* EXERCISE GOAL *
Would you transcribe the listing that follows, character for character, and omit its images?
• • • •
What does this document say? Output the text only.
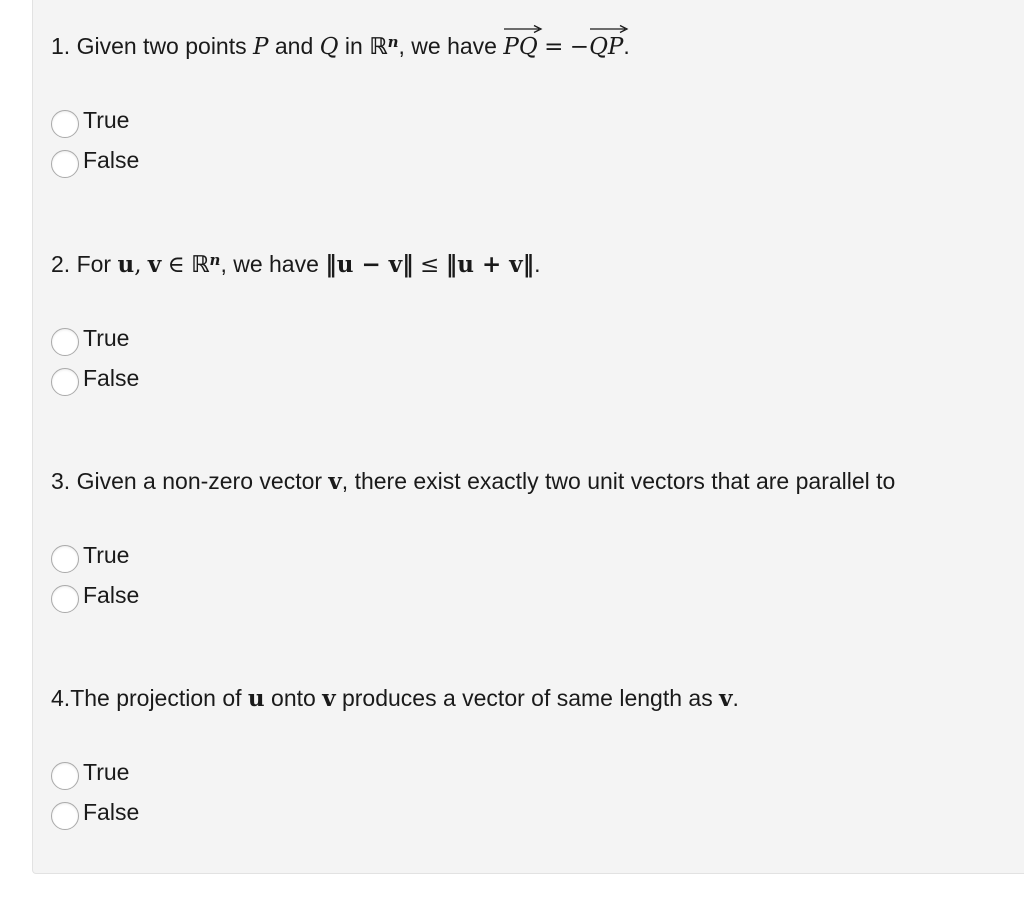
1. Given two points P and Q in ℝ$^n$, we have PQ = −
QP.
True
False
2. For u, v ∈ ℝ$^n$, we have ‖u − v‖ ≤ ‖u + v‖.
True
False
3. Given a non-zero vector v, there exist exactly two unit vectors that are parallel to
True
False
4.The projection of u onto v produces a vector of same length as v.
True
False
• • • •
* SOLUTION TO THE EXERCISE *
What does this document say? Output the text only.
1. Given two points P and Q in ℝ$^n$, we have PQ = −
QP.
True
False
2. For u, v ∈ ℝ$^n$, we have ‖u − v‖ ≤ ‖u + v‖.
True
False
3. Given a non-zero vector v, there exist exactly two unit vectors that are parallel to
True
False
4.The projection of u onto v produces a vector of same length as v.
True
False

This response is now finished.